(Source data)

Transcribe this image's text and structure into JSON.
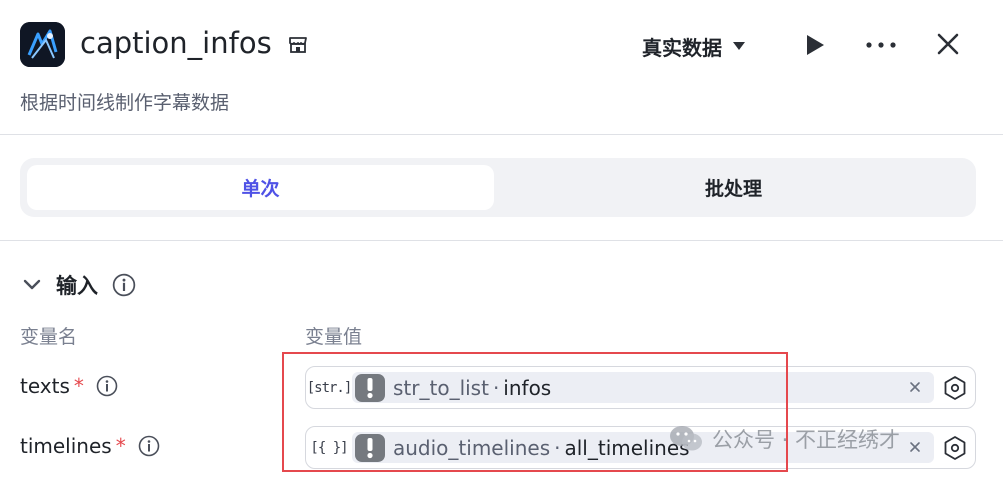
{
  "header": {
    "title": "caption_infos",
    "subtitle": "根据时间线制作字幕数据",
    "data_source": "真实数据",
    "icon": "plugin-logo-icon"
  },
  "mode_tabs": [
    {
      "label": "单次",
      "active": true
    },
    {
      "label": "批处理",
      "active": false
    }
  ],
  "input_section": {
    "title": "输入",
    "col_name": "变量名",
    "col_value": "变量值",
    "rows": [
      {
        "name": "texts",
        "required_mark": "*",
        "type_tag": "[str.]",
        "ref_node": "str_to_list",
        "ref_sep": "·",
        "ref_field": "infos"
      },
      {
        "name": "timelines",
        "required_mark": "*",
        "type_tag": "[{ }]",
        "ref_node": "audio_timelines",
        "ref_sep": "·",
        "ref_field": "all_timelines"
      }
    ]
  },
  "watermark": {
    "text": "公众号 · 不正经绣才"
  },
  "colors": {
    "accent": "#4f52e6",
    "required": "#e5484d",
    "highlight": "#e5484d",
    "chip_bg": "#eceef4"
  }
}
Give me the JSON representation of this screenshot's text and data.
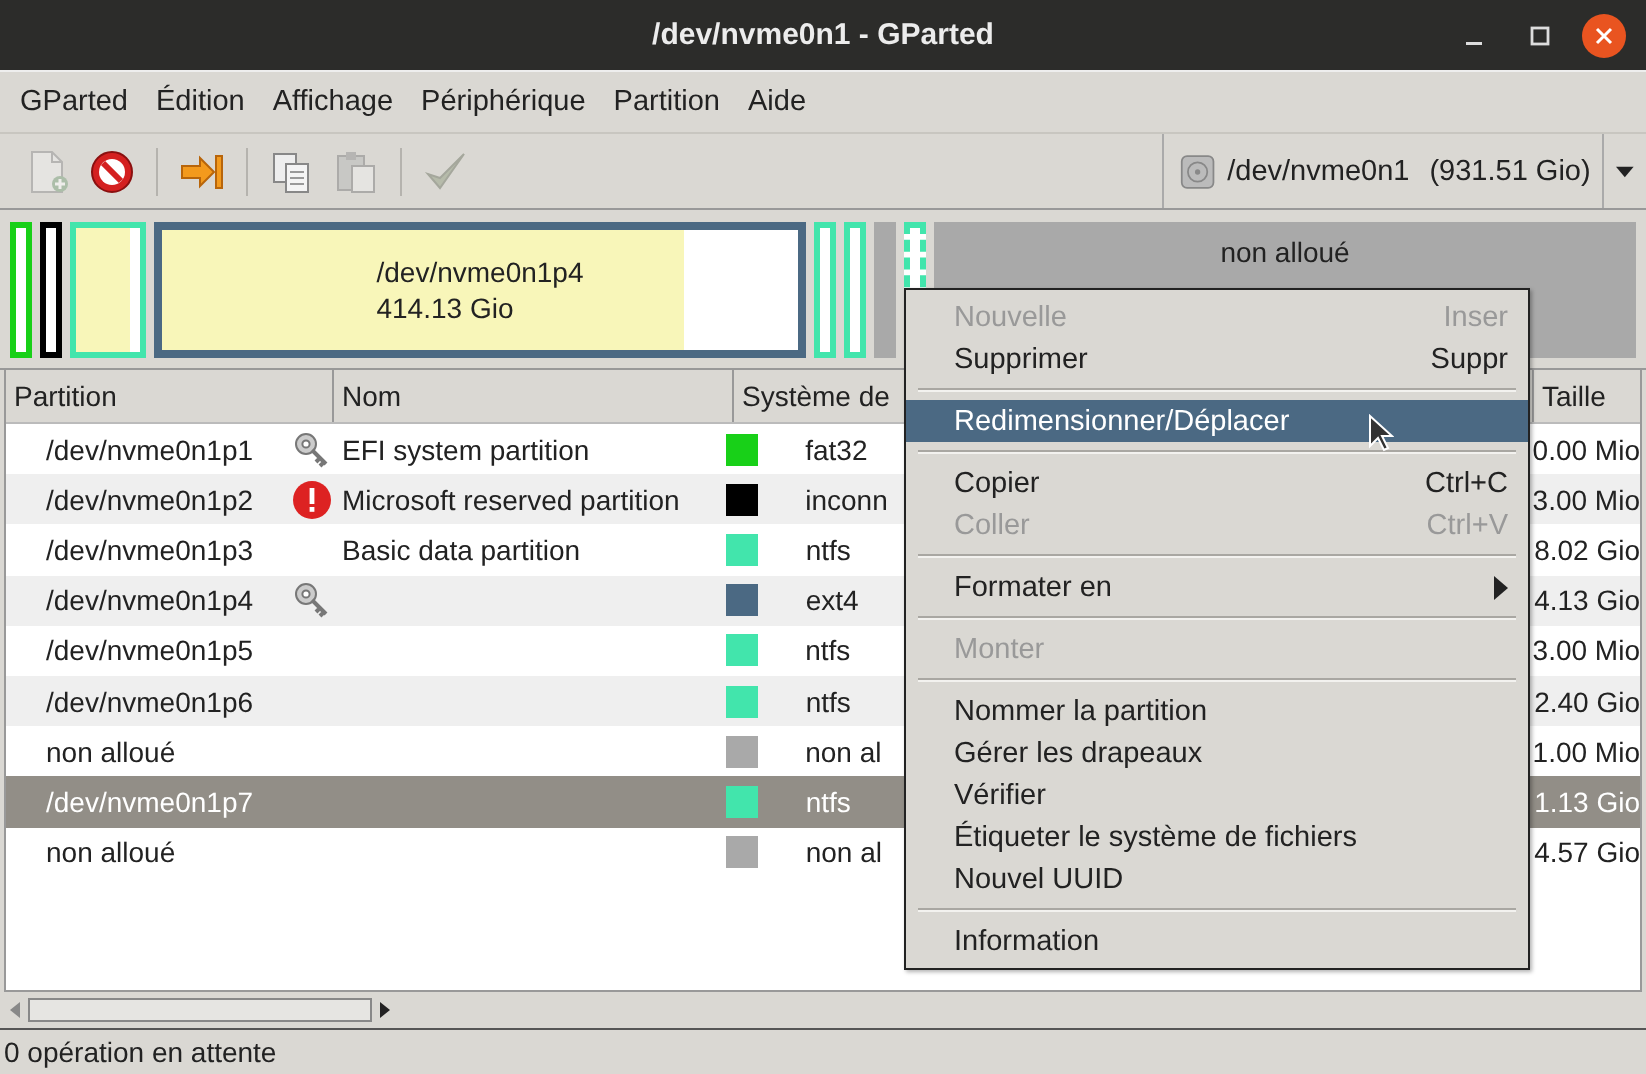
{
  "window": {
    "title": "/dev/nvme0n1 - GParted"
  },
  "menubar": [
    "GParted",
    "Édition",
    "Affichage",
    "Périphérique",
    "Partition",
    "Aide"
  ],
  "toolbar": [
    {
      "kind": "new",
      "disabled": true
    },
    {
      "kind": "delete",
      "disabled": false
    },
    {
      "kind": "sep"
    },
    {
      "kind": "resize",
      "disabled": false
    },
    {
      "kind": "sep"
    },
    {
      "kind": "copy",
      "disabled": false
    },
    {
      "kind": "paste",
      "disabled": true
    },
    {
      "kind": "sep"
    },
    {
      "kind": "apply",
      "disabled": true
    }
  ],
  "device": {
    "path": "/dev/nvme0n1",
    "size": "(931.51 Gio)"
  },
  "disk_map": [
    {
      "color": "#18d018",
      "selected": false
    },
    {
      "color": "#000000",
      "selected": false
    },
    {
      "color": "#42e5ac",
      "selected": false,
      "kind": "medium"
    },
    {
      "color": "#4b6983",
      "level": 0.82,
      "selected": false,
      "name": "/dev/nvme0n1p4",
      "size": "414.13 Gio",
      "kind": "wide"
    },
    {
      "color": "#42e5ac",
      "selected": false
    },
    {
      "color": "#42e5ac",
      "selected": false
    },
    {
      "color": "#a9a9a9",
      "kind": "unallocated",
      "selected": false
    },
    {
      "color": "#42e5ac",
      "selected": true
    },
    {
      "color": "#a9a9a9",
      "kind": "unallocated_wide",
      "selected": false,
      "name": "non alloué"
    }
  ],
  "table": {
    "columns": [
      "Partition",
      "Nom",
      "Système de ",
      "Taille"
    ],
    "rows": [
      {
        "partition": "/dev/nvme0n1p1",
        "kind": "key",
        "name": "EFI system partition",
        "color": "#18d018",
        "fs": "fat32",
        "size": "0.00 Mio",
        "selected": false
      },
      {
        "partition": "/dev/nvme0n1p2",
        "kind": "warning",
        "name": "Microsoft reserved partition",
        "color": "#000000",
        "fs": "inconn",
        "size": "3.00 Mio",
        "selected": false
      },
      {
        "partition": "/dev/nvme0n1p3",
        "kind": "plain",
        "name": "Basic data partition",
        "color": "#42e5ac",
        "fs": "ntfs",
        "size": "8.02 Gio",
        "selected": false
      },
      {
        "partition": "/dev/nvme0n1p4",
        "kind": "key",
        "name": "",
        "color": "#4b6983",
        "fs": "ext4",
        "size": "4.13 Gio",
        "selected": false
      },
      {
        "partition": "/dev/nvme0n1p5",
        "kind": "plain",
        "name": "",
        "color": "#42e5ac",
        "fs": "ntfs",
        "size": "3.00 Mio",
        "selected": false
      },
      {
        "partition": "/dev/nvme0n1p6",
        "kind": "plain",
        "name": "",
        "color": "#42e5ac",
        "fs": "ntfs",
        "size": "2.40 Gio",
        "selected": false
      },
      {
        "partition": "non alloué",
        "kind": "plain",
        "name": "",
        "color": "#a9a9a9",
        "fs": "non al",
        "size": "1.00 Mio",
        "selected": false
      },
      {
        "partition": "/dev/nvme0n1p7",
        "kind": "plain",
        "name": "",
        "color": "#42e5ac",
        "fs": "ntfs",
        "size": "1.13 Gio",
        "selected": true
      },
      {
        "partition": "non alloué",
        "kind": "plain",
        "name": "",
        "color": "#a9a9a9",
        "fs": "non al",
        "size": "4.57 Gio",
        "selected": false
      }
    ]
  },
  "context_menu": [
    {
      "kind": "item",
      "label": "Nouvelle",
      "shortcut": "Inser",
      "disabled": true,
      "selected": false
    },
    {
      "kind": "item",
      "label": "Supprimer",
      "shortcut": "Suppr",
      "disabled": false,
      "selected": false
    },
    {
      "kind": "separator"
    },
    {
      "kind": "item",
      "label": "Redimensionner/Déplacer",
      "disabled": false,
      "selected": true
    },
    {
      "kind": "separator"
    },
    {
      "kind": "item",
      "label": "Copier",
      "shortcut": "Ctrl+C",
      "disabled": false,
      "selected": false
    },
    {
      "kind": "item",
      "label": "Coller",
      "shortcut": "Ctrl+V",
      "disabled": true,
      "selected": false
    },
    {
      "kind": "separator"
    },
    {
      "kind": "submenu",
      "label": "Formater en",
      "disabled": false,
      "selected": false
    },
    {
      "kind": "separator"
    },
    {
      "kind": "item",
      "label": "Monter",
      "disabled": true,
      "selected": false
    },
    {
      "kind": "separator"
    },
    {
      "kind": "item",
      "label": "Nommer la partition",
      "disabled": false,
      "selected": false
    },
    {
      "kind": "item",
      "label": "Gérer les drapeaux",
      "disabled": false,
      "selected": false
    },
    {
      "kind": "item",
      "label": "Vérifier",
      "disabled": false,
      "selected": false
    },
    {
      "kind": "item",
      "label": "Étiqueter le système de fichiers",
      "disabled": false,
      "selected": false
    },
    {
      "kind": "item",
      "label": "Nouvel UUID",
      "disabled": false,
      "selected": false
    },
    {
      "kind": "separator"
    },
    {
      "kind": "item",
      "label": "Information",
      "disabled": false,
      "selected": false
    }
  ],
  "status_bar": "0 opération en attente"
}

(Task to carry out):
Transcribe each line above verbatim, with the pictures left out.

(Answer to this problem):
Transcribe this image's text and structure into JSON.
{
  "header": {
    "title": "caption_infos",
    "subtitle": "根据时间线制作字幕数据",
    "data_source": "真实数据",
    "icon": "plugin-logo-icon"
  },
  "mode_tabs": [
    {
      "label": "单次",
      "active": true
    },
    {
      "label": "批处理",
      "active": false
    }
  ],
  "input_section": {
    "title": "输入",
    "col_name": "变量名",
    "col_value": "变量值",
    "rows": [
      {
        "name": "texts",
        "required_mark": "*",
        "type_tag": "[str.]",
        "ref_node": "str_to_list",
        "ref_sep": "·",
        "ref_field": "infos"
      },
      {
        "name": "timelines",
        "required_mark": "*",
        "type_tag": "[{ }]",
        "ref_node": "audio_timelines",
        "ref_sep": "·",
        "ref_field": "all_timelines"
      }
    ]
  },
  "watermark": {
    "text": "公众号 · 不正经绣才"
  },
  "colors": {
    "accent": "#4f52e6",
    "required": "#e5484d",
    "highlight": "#e5484d",
    "chip_bg": "#eceef4"
  }
}
Give me the JSON representation of this screenshot's text and data.
{
  "window": {
    "title": "/dev/nvme0n1 - GParted"
  },
  "menubar": [
    "GParted",
    "Édition",
    "Affichage",
    "Périphérique",
    "Partition",
    "Aide"
  ],
  "toolbar": [
    {
      "kind": "new",
      "disabled": true
    },
    {
      "kind": "delete",
      "disabled": false
    },
    {
      "kind": "sep"
    },
    {
      "kind": "resize",
      "disabled": false
    },
    {
      "kind": "sep"
    },
    {
      "kind": "copy",
      "disabled": false
    },
    {
      "kind": "paste",
      "disabled": true
    },
    {
      "kind": "sep"
    },
    {
      "kind": "apply",
      "disabled": true
    }
  ],
  "device": {
    "path": "/dev/nvme0n1",
    "size": "(931.51 Gio)"
  },
  "disk_map": [
    {
      "color": "#18d018",
      "selected": false
    },
    {
      "color": "#000000",
      "selected": false
    },
    {
      "color": "#42e5ac",
      "selected": false,
      "kind": "medium"
    },
    {
      "color": "#4b6983",
      "level": 0.82,
      "selected": false,
      "name": "/dev/nvme0n1p4",
      "size": "414.13 Gio",
      "kind": "wide"
    },
    {
      "color": "#42e5ac",
      "selected": false
    },
    {
      "color": "#42e5ac",
      "selected": false
    },
    {
      "color": "#a9a9a9",
      "kind": "unallocated",
      "selected": false
    },
    {
      "color": "#42e5ac",
      "selected": true
    },
    {
      "color": "#a9a9a9",
      "kind": "unallocated_wide",
      "selected": false,
      "name": "non alloué"
    }
  ],
  "table": {
    "columns": [
      "Partition",
      "Nom",
      "Système de ",
      "Taille"
    ],
    "rows": [
      {
        "partition": "/dev/nvme0n1p1",
        "kind": "key",
        "name": "EFI system partition",
        "color": "#18d018",
        "fs": "fat32",
        "size": "0.00 Mio",
        "selected": false
      },
      {
        "partition": "/dev/nvme0n1p2",
        "kind": "warning",
        "name": "Microsoft reserved partition",
        "color": "#000000",
        "fs": "inconn",
        "size": "3.00 Mio",
        "selected": false
      },
      {
        "partition": "/dev/nvme0n1p3",
        "kind": "plain",
        "name": "Basic data partition",
        "color": "#42e5ac",
        "fs": "ntfs",
        "size": "8.02 Gio",
        "selected": false
      },
      {
        "partition": "/dev/nvme0n1p4",
        "kind": "key",
        "name": "",
        "color": "#4b6983",
        "fs": "ext4",
        "size": "4.13 Gio",
        "selected": false
      },
      {
        "partition": "/dev/nvme0n1p5",
        "kind": "plain",
        "name": "",
        "color": "#42e5ac",
        "fs": "ntfs",
        "size": "3.00 Mio",
        "selected": false
      },
      {
        "partition": "/dev/nvme0n1p6",
        "kind": "plain",
        "name": "",
        "color": "#42e5ac",
        "fs": "ntfs",
        "size": "2.40 Gio",
        "selected": false
      },
      {
        "partition": "non alloué",
        "kind": "plain",
        "name": "",
        "color": "#a9a9a9",
        "fs": "non al",
        "size": "1.00 Mio",
        "selected": false
      },
      {
        "partition": "/dev/nvme0n1p7",
        "kind": "plain",
        "name": "",
        "color": "#42e5ac",
        "fs": "ntfs",
        "size": "1.13 Gio",
        "selected": true
      },
      {
        "partition": "non alloué",
        "kind": "plain",
        "name": "",
        "color": "#a9a9a9",
        "fs": "non al",
        "size": "4.57 Gio",
        "selected": false
      }
    ]
  },
  "context_menu": [
    {
      "kind": "item",
      "label": "Nouvelle",
      "shortcut": "Inser",
      "disabled": true,
      "selected": false
    },
    {
      "kind": "item",
      "label": "Supprimer",
      "shortcut": "Suppr",
      "disabled": false,
      "selected": false
    },
    {
      "kind": "separator"
    },
    {
      "kind": "item",
      "label": "Redimensionner/Déplacer",
      "disabled": false,
      "selected": true
    },
    {
      "kind": "separator"
    },
    {
      "kind": "item",
      "label": "Copier",
      "shortcut": "Ctrl+C",
      "disabled": false,
      "selected": false
    },
    {
      "kind": "item",
      "label": "Coller",
      "shortcut": "Ctrl+V",
      "disabled": true,
      "selected": false
    },
    {
      "kind": "separator"
    },
    {
      "kind": "submenu",
      "label": "Formater en",
      "disabled": false,
      "selected": false
    },
    {
      "kind": "separator"
    },
    {
      "kind": "item",
      "label": "Monter",
      "disabled": true,
      "selected": false
    },
    {
      "kind": "separator"
    },
    {
      "kind": "item",
      "label": "Nommer la partition",
      "disabled": false,
      "selected": false
    },
    {
      "kind": "item",
      "label": "Gérer les drapeaux",
      "disabled": false,
      "selected": false
    },
    {
      "kind": "item",
      "label": "Vérifier",
      "disabled": false,
      "selected": false
    },
    {
      "kind": "item",
      "label": "Étiqueter le système de fichiers",
      "disabled": false,
      "selected": false
    },
    {
      "kind": "item",
      "label": "Nouvel UUID",
      "disabled": false,
      "selected": false
    },
    {
      "kind": "separator"
    },
    {
      "kind": "item",
      "label": "Information",
      "disabled": false,
      "selected": false
    }
  ],
  "status_bar": "0 opération en attente"
}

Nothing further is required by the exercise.